───── Task input ─────

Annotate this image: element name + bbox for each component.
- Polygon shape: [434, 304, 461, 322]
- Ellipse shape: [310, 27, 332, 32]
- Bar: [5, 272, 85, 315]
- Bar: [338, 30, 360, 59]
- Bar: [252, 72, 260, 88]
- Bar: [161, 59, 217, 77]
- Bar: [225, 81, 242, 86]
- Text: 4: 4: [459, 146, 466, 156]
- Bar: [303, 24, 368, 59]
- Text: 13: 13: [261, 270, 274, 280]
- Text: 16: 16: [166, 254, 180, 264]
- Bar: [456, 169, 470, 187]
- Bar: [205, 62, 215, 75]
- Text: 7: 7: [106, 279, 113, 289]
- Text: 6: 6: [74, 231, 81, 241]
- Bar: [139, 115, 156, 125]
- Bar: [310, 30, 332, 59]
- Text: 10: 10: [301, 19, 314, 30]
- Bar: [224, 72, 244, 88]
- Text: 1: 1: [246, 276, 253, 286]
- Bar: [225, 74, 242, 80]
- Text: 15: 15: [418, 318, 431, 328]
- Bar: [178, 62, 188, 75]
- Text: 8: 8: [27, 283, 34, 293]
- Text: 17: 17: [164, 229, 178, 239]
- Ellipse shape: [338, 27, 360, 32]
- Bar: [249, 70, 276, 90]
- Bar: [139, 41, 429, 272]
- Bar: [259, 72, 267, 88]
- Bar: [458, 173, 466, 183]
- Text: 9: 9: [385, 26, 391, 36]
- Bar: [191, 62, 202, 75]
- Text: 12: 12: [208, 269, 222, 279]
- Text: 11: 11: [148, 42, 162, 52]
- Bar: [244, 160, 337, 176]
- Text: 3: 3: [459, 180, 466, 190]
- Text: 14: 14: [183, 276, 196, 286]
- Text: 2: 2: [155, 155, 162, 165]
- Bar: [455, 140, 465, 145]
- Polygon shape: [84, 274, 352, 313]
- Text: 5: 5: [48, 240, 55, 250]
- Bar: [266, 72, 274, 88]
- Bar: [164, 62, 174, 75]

─────

### Request
Reproduce the listing above line for line, from its first line through the line containing "- Bar: [249, 70, 276, 90]", with both included.

### Response below
Annotate this image: element name + bbox for each component.
- Polygon shape: [434, 304, 461, 322]
- Ellipse shape: [310, 27, 332, 32]
- Bar: [5, 272, 85, 315]
- Bar: [338, 30, 360, 59]
- Bar: [252, 72, 260, 88]
- Bar: [161, 59, 217, 77]
- Bar: [225, 81, 242, 86]
- Text: 4: 4: [459, 146, 466, 156]
- Bar: [303, 24, 368, 59]
- Text: 13: 13: [261, 270, 274, 280]
- Text: 16: 16: [166, 254, 180, 264]
- Bar: [456, 169, 470, 187]
- Bar: [205, 62, 215, 75]
- Text: 7: 7: [106, 279, 113, 289]
- Text: 6: 6: [74, 231, 81, 241]
- Bar: [139, 115, 156, 125]
- Bar: [310, 30, 332, 59]
- Text: 10: 10: [301, 19, 314, 30]
- Bar: [224, 72, 244, 88]
- Text: 1: 1: [246, 276, 253, 286]
- Bar: [225, 74, 242, 80]
- Text: 15: 15: [418, 318, 431, 328]
- Bar: [178, 62, 188, 75]
- Text: 8: 8: [27, 283, 34, 293]
- Text: 17: 17: [164, 229, 178, 239]
- Ellipse shape: [338, 27, 360, 32]
- Bar: [249, 70, 276, 90]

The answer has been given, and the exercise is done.